Records excerpted from a collection:
★ ★ ★

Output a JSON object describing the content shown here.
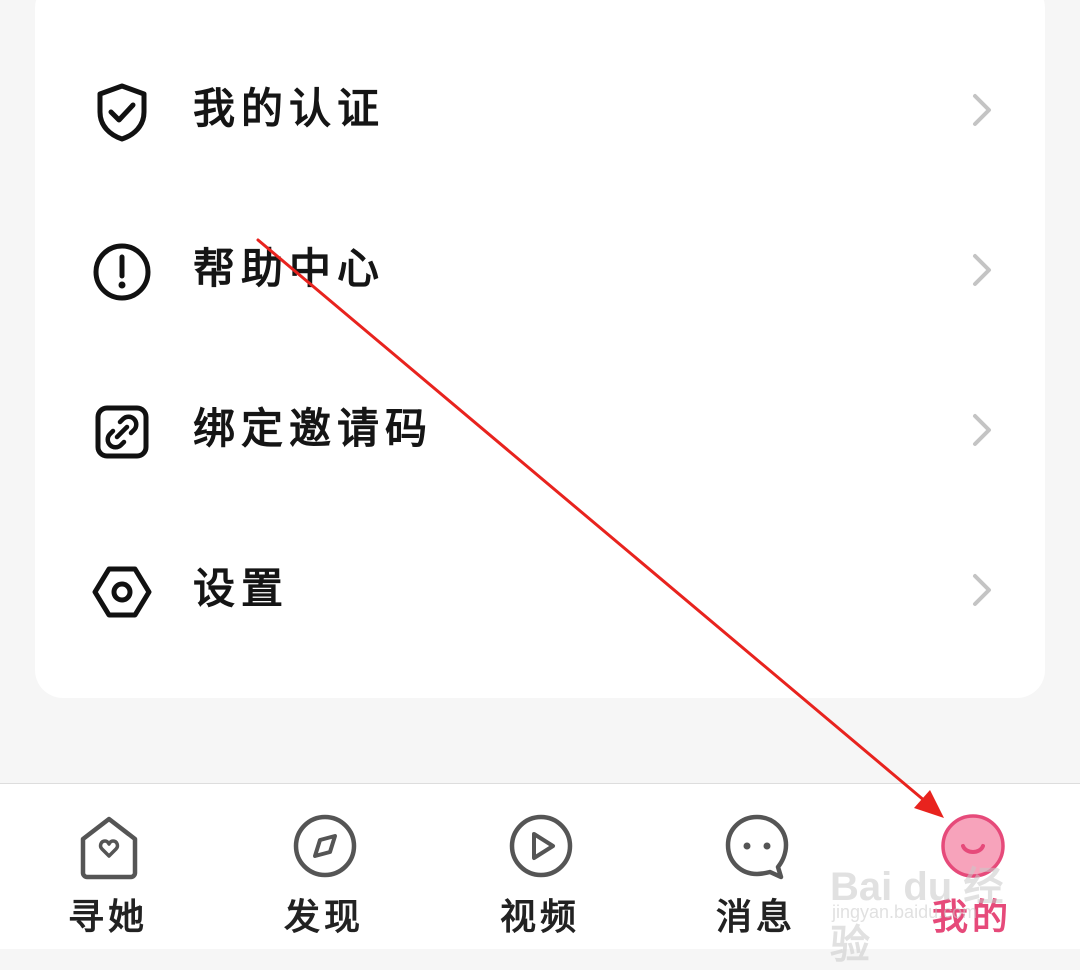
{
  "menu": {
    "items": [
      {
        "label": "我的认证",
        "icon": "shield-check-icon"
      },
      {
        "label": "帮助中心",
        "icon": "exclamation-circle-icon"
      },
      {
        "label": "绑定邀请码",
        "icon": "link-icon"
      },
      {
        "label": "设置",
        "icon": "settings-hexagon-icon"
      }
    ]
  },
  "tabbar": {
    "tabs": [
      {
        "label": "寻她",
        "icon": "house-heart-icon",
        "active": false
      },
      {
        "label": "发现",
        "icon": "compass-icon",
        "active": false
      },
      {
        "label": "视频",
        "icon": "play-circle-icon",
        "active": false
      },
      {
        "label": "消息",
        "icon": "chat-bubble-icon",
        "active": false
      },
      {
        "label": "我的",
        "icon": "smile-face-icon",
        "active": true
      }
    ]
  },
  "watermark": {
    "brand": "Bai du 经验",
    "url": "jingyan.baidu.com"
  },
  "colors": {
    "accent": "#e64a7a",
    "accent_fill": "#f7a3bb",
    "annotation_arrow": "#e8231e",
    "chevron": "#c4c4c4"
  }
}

★ ★ ★

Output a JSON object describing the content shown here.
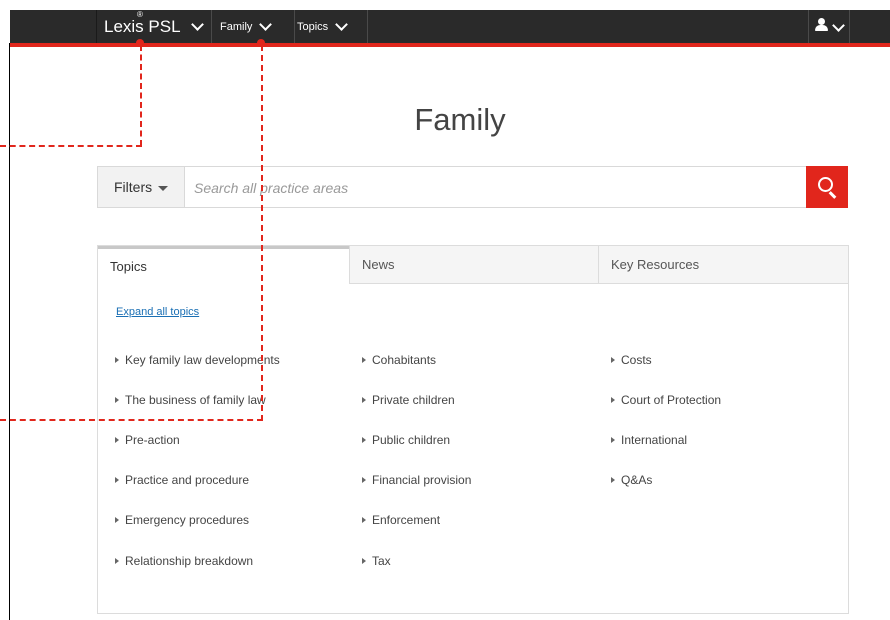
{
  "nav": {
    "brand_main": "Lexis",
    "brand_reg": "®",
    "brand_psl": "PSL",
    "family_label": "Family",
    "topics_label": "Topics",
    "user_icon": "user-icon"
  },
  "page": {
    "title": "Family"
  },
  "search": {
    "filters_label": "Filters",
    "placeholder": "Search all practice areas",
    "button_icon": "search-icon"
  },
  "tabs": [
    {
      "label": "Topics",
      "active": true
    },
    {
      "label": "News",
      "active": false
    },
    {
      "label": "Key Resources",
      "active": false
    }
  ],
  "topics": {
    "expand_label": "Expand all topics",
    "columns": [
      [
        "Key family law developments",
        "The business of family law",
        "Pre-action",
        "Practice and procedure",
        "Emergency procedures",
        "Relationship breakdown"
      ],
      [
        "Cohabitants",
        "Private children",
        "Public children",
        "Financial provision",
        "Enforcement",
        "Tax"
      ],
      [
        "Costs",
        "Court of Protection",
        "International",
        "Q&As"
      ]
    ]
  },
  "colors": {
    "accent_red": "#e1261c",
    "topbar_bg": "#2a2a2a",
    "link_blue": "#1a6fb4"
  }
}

★ ★ ★

Task objective:
Scan the records above for the string "circle", then report every line that contains it.

Full output:
        "icon": "exclamation-circle-icon"
        "icon": "play-circle-icon",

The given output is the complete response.